Stored data entries
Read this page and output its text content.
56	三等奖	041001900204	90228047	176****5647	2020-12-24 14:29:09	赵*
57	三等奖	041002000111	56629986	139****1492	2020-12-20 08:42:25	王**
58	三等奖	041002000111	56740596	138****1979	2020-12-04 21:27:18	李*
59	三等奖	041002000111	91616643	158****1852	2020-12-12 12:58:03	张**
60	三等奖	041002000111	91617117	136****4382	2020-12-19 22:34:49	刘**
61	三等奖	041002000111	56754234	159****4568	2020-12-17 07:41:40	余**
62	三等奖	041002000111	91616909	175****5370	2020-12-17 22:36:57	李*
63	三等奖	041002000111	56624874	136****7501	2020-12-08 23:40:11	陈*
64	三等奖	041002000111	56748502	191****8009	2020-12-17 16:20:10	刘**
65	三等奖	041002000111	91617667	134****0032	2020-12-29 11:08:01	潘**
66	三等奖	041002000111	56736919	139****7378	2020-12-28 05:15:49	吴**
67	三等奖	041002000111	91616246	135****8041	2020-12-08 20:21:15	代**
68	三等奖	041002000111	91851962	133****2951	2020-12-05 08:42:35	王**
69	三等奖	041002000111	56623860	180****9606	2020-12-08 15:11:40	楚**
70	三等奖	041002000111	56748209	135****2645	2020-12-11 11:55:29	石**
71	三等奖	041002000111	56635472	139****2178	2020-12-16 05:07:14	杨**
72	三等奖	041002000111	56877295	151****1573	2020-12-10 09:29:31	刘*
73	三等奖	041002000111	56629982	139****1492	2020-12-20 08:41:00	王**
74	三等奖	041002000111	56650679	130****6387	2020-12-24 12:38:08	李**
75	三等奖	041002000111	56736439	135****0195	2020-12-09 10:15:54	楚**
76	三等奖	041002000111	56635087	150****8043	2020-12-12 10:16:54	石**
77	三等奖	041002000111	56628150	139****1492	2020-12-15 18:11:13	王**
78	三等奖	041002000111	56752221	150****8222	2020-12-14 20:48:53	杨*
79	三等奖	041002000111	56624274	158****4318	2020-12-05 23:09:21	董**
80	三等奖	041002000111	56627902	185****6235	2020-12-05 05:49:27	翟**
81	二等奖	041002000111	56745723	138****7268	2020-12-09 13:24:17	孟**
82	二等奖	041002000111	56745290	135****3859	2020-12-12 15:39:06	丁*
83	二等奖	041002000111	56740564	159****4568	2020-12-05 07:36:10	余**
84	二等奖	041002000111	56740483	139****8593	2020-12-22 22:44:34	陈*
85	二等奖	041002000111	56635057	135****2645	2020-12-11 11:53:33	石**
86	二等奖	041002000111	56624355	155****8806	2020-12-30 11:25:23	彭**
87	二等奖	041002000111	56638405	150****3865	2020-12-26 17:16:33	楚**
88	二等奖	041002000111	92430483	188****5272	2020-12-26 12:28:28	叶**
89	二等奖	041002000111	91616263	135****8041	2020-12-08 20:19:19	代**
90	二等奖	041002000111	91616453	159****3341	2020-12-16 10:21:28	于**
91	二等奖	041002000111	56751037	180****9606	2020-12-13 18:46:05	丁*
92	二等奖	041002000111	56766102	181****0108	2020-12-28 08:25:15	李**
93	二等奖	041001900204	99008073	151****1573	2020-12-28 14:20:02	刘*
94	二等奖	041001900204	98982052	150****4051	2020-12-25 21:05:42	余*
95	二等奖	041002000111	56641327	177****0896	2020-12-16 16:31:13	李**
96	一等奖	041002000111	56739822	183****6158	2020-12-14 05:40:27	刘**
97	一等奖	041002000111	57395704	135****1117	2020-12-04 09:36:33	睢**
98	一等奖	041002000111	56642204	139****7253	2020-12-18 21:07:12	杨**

→ GIVEN REQUEST: Repeat the material in full, exactly as it stands.

→ SOLUTION FOR THIS EXERCISE:
Read this page and output its text content.
56	三等奖	041001900204	90228047	176****5647	2020-12-24 14:29:09	赵*
57	三等奖	041002000111	56629986	139****1492	2020-12-20 08:42:25	王**
58	三等奖	041002000111	56740596	138****1979	2020-12-04 21:27:18	李*
59	三等奖	041002000111	91616643	158****1852	2020-12-12 12:58:03	张**
60	三等奖	041002000111	91617117	136****4382	2020-12-19 22:34:49	刘**
61	三等奖	041002000111	56754234	159****4568	2020-12-17 07:41:40	余**
62	三等奖	041002000111	91616909	175****5370	2020-12-17 22:36:57	李*
63	三等奖	041002000111	56624874	136****7501	2020-12-08 23:40:11	陈*
64	三等奖	041002000111	56748502	191****8009	2020-12-17 16:20:10	刘**
65	三等奖	041002000111	91617667	134****0032	2020-12-29 11:08:01	潘**
66	三等奖	041002000111	56736919	139****7378	2020-12-28 05:15:49	吴**
67	三等奖	041002000111	91616246	135****8041	2020-12-08 20:21:15	代**
68	三等奖	041002000111	91851962	133****2951	2020-12-05 08:42:35	王**
69	三等奖	041002000111	56623860	180****9606	2020-12-08 15:11:40	楚**
70	三等奖	041002000111	56748209	135****2645	2020-12-11 11:55:29	石**
71	三等奖	041002000111	56635472	139****2178	2020-12-16 05:07:14	杨**
72	三等奖	041002000111	56877295	151****1573	2020-12-10 09:29:31	刘*
73	三等奖	041002000111	56629982	139****1492	2020-12-20 08:41:00	王**
74	三等奖	041002000111	56650679	130****6387	2020-12-24 12:38:08	李**
75	三等奖	041002000111	56736439	135****0195	2020-12-09 10:15:54	楚**
76	三等奖	041002000111	56635087	150****8043	2020-12-12 10:16:54	石**
77	三等奖	041002000111	56628150	139****1492	2020-12-15 18:11:13	王**
78	三等奖	041002000111	56752221	150****8222	2020-12-14 20:48:53	杨*
79	三等奖	041002000111	56624274	158****4318	2020-12-05 23:09:21	董**
80	三等奖	041002000111	56627902	185****6235	2020-12-05 05:49:27	翟**
81	二等奖	041002000111	56745723	138****7268	2020-12-09 13:24:17	孟**
82	二等奖	041002000111	56745290	135****3859	2020-12-12 15:39:06	丁*
83	二等奖	041002000111	56740564	159****4568	2020-12-05 07:36:10	余**
84	二等奖	041002000111	56740483	139****8593	2020-12-22 22:44:34	陈*
85	二等奖	041002000111	56635057	135****2645	2020-12-11 11:53:33	石**
86	二等奖	041002000111	56624355	155****8806	2020-12-30 11:25:23	彭**
87	二等奖	041002000111	56638405	150****3865	2020-12-26 17:16:33	楚**
88	二等奖	041002000111	92430483	188****5272	2020-12-26 12:28:28	叶**
89	二等奖	041002000111	91616263	135****8041	2020-12-08 20:19:19	代**
90	二等奖	041002000111	91616453	159****3341	2020-12-16 10:21:28	于**
91	二等奖	041002000111	56751037	180****9606	2020-12-13 18:46:05	丁*
92	二等奖	041002000111	56766102	181****0108	2020-12-28 08:25:15	李**
93	二等奖	041001900204	99008073	151****1573	2020-12-28 14:20:02	刘*
94	二等奖	041001900204	98982052	150****4051	2020-12-25 21:05:42	余*
95	二等奖	041002000111	56641327	177****0896	2020-12-16 16:31:13	李**
96	一等奖	041002000111	56739822	183****6158	2020-12-14 05:40:27	刘**
97	一等奖	041002000111	57395704	135****1117	2020-12-04 09:36:33	睢**
98	一等奖	041002000111	56642204	139****7253	2020-12-18 21:07:12	杨**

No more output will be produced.